Your task - Please return every record exactly as it appears.

Records provided -

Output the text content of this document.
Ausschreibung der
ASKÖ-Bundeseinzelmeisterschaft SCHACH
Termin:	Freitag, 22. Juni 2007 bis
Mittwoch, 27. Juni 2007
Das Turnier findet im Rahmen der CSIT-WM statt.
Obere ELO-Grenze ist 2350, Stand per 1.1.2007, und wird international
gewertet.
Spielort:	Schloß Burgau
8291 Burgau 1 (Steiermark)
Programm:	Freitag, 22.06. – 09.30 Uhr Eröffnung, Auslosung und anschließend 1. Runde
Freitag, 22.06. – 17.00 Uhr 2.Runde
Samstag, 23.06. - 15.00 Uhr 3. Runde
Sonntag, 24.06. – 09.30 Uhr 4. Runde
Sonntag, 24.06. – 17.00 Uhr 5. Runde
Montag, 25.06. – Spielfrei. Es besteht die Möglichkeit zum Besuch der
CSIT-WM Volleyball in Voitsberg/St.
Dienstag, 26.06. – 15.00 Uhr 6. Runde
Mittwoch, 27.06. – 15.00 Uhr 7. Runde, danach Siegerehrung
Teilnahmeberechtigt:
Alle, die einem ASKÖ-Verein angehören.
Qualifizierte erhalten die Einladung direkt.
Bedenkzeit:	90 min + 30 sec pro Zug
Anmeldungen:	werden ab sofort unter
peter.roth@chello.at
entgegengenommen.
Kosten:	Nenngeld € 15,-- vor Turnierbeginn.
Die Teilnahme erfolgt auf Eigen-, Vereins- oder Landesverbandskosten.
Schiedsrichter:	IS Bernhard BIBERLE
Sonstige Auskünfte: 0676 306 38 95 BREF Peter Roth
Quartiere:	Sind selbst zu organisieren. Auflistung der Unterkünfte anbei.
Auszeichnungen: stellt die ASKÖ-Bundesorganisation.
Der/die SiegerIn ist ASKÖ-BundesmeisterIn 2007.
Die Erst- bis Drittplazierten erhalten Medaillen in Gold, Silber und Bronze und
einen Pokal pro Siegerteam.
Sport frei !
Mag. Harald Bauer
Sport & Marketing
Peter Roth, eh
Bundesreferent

Output -
Output the text content of this document.
Ausschreibung der
ASKÖ-Bundeseinzelmeisterschaft SCHACH
Termin:	Freitag, 22. Juni 2007 bis
Mittwoch, 27. Juni 2007
Das Turnier findet im Rahmen der CSIT-WM statt.
Obere ELO-Grenze ist 2350, Stand per 1.1.2007, und wird international
gewertet.
Spielort:	Schloß Burgau
8291 Burgau 1 (Steiermark)
Programm:	Freitag, 22.06. – 09.30 Uhr Eröffnung, Auslosung und anschließend 1. Runde
Freitag, 22.06. – 17.00 Uhr 2.Runde
Samstag, 23.06. - 15.00 Uhr 3. Runde
Sonntag, 24.06. – 09.30 Uhr 4. Runde
Sonntag, 24.06. – 17.00 Uhr 5. Runde
Montag, 25.06. – Spielfrei. Es besteht die Möglichkeit zum Besuch der
CSIT-WM Volleyball in Voitsberg/St.
Dienstag, 26.06. – 15.00 Uhr 6. Runde
Mittwoch, 27.06. – 15.00 Uhr 7. Runde, danach Siegerehrung
Teilnahmeberechtigt:
Alle, die einem ASKÖ-Verein angehören.
Qualifizierte erhalten die Einladung direkt.
Bedenkzeit:	90 min + 30 sec pro Zug
Anmeldungen:	werden ab sofort unter
peter.roth@chello.at
entgegengenommen.
Kosten:	Nenngeld € 15,-- vor Turnierbeginn.
Die Teilnahme erfolgt auf Eigen-, Vereins- oder Landesverbandskosten.
Schiedsrichter:	IS Bernhard BIBERLE
Sonstige Auskünfte: 0676 306 38 95 BREF Peter Roth
Quartiere:	Sind selbst zu organisieren. Auflistung der Unterkünfte anbei.
Auszeichnungen: stellt die ASKÖ-Bundesorganisation.
Der/die SiegerIn ist ASKÖ-BundesmeisterIn 2007.
Die Erst- bis Drittplazierten erhalten Medaillen in Gold, Silber und Bronze und
einen Pokal pro Siegerteam.
Sport frei !
Mag. Harald Bauer
Sport & Marketing
Peter Roth, eh
Bundesreferent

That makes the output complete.